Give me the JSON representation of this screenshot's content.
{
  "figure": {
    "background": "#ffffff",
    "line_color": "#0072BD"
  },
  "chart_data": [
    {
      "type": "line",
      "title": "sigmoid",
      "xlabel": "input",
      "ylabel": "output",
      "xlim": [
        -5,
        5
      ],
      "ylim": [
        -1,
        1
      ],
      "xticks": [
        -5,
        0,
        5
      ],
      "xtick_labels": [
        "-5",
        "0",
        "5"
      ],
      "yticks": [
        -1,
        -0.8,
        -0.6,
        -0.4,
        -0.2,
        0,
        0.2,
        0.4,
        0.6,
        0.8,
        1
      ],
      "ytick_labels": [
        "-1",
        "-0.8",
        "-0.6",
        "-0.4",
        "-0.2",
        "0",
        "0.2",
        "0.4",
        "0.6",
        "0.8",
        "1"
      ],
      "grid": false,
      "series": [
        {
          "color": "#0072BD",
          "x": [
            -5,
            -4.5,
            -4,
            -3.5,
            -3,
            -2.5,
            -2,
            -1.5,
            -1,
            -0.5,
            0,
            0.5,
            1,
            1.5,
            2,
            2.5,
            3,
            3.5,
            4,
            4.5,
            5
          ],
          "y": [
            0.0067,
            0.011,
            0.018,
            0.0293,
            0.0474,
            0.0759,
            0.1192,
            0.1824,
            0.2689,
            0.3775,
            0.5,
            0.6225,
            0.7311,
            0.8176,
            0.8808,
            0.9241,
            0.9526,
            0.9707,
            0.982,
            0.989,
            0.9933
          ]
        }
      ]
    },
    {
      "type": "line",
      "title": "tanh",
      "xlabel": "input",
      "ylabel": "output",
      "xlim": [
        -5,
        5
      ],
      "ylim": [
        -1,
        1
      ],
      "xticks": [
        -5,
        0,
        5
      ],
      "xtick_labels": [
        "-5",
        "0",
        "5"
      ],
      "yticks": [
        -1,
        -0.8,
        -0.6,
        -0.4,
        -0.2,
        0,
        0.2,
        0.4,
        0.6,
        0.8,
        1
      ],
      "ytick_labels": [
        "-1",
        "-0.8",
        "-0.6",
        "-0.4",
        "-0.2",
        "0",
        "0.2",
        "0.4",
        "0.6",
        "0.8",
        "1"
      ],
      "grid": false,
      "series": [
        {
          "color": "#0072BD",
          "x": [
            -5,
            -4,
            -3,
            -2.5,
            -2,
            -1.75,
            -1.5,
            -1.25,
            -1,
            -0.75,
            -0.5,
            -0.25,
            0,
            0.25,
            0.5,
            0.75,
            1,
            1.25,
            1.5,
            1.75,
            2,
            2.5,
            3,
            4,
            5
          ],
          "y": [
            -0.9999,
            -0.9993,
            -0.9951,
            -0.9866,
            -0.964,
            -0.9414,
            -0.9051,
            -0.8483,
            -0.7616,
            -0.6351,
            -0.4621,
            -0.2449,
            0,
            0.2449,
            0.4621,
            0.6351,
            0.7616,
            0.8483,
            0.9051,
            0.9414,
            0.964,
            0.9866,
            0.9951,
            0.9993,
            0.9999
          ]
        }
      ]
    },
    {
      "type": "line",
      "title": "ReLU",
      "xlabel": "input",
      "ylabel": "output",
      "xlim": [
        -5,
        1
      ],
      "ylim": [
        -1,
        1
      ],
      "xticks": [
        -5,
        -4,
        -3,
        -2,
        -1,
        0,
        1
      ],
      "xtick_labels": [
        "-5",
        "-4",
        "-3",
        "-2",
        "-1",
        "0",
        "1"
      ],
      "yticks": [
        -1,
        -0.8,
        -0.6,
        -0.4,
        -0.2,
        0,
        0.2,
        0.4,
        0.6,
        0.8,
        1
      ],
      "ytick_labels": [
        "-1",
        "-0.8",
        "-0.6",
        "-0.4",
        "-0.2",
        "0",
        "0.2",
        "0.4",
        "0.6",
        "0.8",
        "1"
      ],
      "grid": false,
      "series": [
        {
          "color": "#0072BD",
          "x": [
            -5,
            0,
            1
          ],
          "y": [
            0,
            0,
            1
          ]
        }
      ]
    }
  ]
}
******
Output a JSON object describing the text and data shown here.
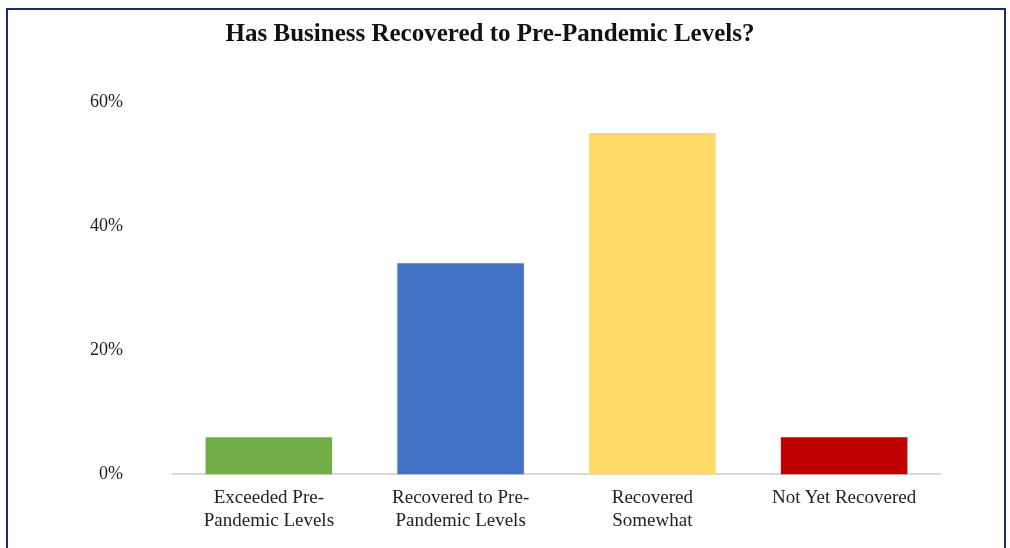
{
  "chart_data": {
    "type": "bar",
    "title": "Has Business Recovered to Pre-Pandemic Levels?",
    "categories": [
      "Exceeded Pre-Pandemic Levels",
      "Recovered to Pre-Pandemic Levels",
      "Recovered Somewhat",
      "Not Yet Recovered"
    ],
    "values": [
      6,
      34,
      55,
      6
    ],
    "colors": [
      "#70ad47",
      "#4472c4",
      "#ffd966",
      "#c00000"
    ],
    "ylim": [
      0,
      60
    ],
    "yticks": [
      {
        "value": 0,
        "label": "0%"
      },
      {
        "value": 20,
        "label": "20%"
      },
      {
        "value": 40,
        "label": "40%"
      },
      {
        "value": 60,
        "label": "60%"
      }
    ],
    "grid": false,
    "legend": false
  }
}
******
Task instructions: Which lines above contain "JSON"? Show each of them.

Task result:
Give me the JSON representation of this screenshot's content.
Output a JSON object describing the text and data shown here.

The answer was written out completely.